• **BRIEF**: Each entry that follows is to be retyped exactly. Pictures do not belong in the copy.

• **PROVIDED ENTRIES**:
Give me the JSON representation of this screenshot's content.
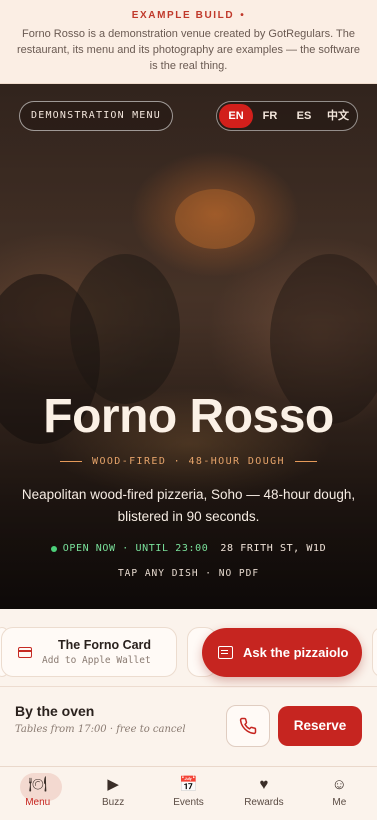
{
  "banner": {
    "title": "EXAMPLE BUILD",
    "bullet": "•",
    "text": "Forno Rosso is a demonstration venue created by GotRegulars. The restaurant, its menu and its photography are examples — the software is the real thing."
  },
  "hero": {
    "demo_label": "DEMONSTRATION MENU",
    "languages": [
      "EN",
      "FR",
      "ES",
      "中文"
    ],
    "active_language": "EN",
    "title": "Forno Rosso",
    "tagline": "WOOD-FIRED · 48-HOUR DOUGH",
    "description": "Neapolitan wood-fired pizzeria, Soho — 48-hour dough, blistered in 90 seconds.",
    "status_open": "OPEN NOW · UNTIL 23:00",
    "address": "28 FRITH ST, W1D",
    "hint": "TAP ANY DISH · NO PDF"
  },
  "cards": {
    "forno_card_title": "The Forno Card",
    "forno_card_sub": "Add to Apple Wallet",
    "ask_label": "Ask the pizzaiolo"
  },
  "reserve": {
    "title": "By the oven",
    "subtitle": "Tables from 17:00 · free to cancel",
    "button": "Reserve"
  },
  "tabs": [
    {
      "label": "Menu",
      "icon": "menu-icon",
      "glyph": "🍽"
    },
    {
      "label": "Buzz",
      "icon": "play-icon",
      "glyph": "▶"
    },
    {
      "label": "Events",
      "icon": "calendar-icon",
      "glyph": "📅"
    },
    {
      "label": "Rewards",
      "icon": "heart-icon",
      "glyph": "♥"
    },
    {
      "label": "Me",
      "icon": "smiley-icon",
      "glyph": "☺"
    }
  ],
  "colors": {
    "accent": "#c62520",
    "open_green": "#4cd07a",
    "tagline": "#e5a36a"
  }
}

• **EXPECTED ANSWER**:
Give me the JSON representation of this screenshot's content.
{
  "banner": {
    "title": "EXAMPLE BUILD",
    "bullet": "•",
    "text": "Forno Rosso is a demonstration venue created by GotRegulars. The restaurant, its menu and its photography are examples — the software is the real thing."
  },
  "hero": {
    "demo_label": "DEMONSTRATION MENU",
    "languages": [
      "EN",
      "FR",
      "ES",
      "中文"
    ],
    "active_language": "EN",
    "title": "Forno Rosso",
    "tagline": "WOOD-FIRED · 48-HOUR DOUGH",
    "description": "Neapolitan wood-fired pizzeria, Soho — 48-hour dough, blistered in 90 seconds.",
    "status_open": "OPEN NOW · UNTIL 23:00",
    "address": "28 FRITH ST, W1D",
    "hint": "TAP ANY DISH · NO PDF"
  },
  "cards": {
    "forno_card_title": "The Forno Card",
    "forno_card_sub": "Add to Apple Wallet",
    "ask_label": "Ask the pizzaiolo"
  },
  "reserve": {
    "title": "By the oven",
    "subtitle": "Tables from 17:00 · free to cancel",
    "button": "Reserve"
  },
  "tabs": [
    {
      "label": "Menu",
      "icon": "menu-icon",
      "glyph": "🍽"
    },
    {
      "label": "Buzz",
      "icon": "play-icon",
      "glyph": "▶"
    },
    {
      "label": "Events",
      "icon": "calendar-icon",
      "glyph": "📅"
    },
    {
      "label": "Rewards",
      "icon": "heart-icon",
      "glyph": "♥"
    },
    {
      "label": "Me",
      "icon": "smiley-icon",
      "glyph": "☺"
    }
  ],
  "colors": {
    "accent": "#c62520",
    "open_green": "#4cd07a",
    "tagline": "#e5a36a"
  }
}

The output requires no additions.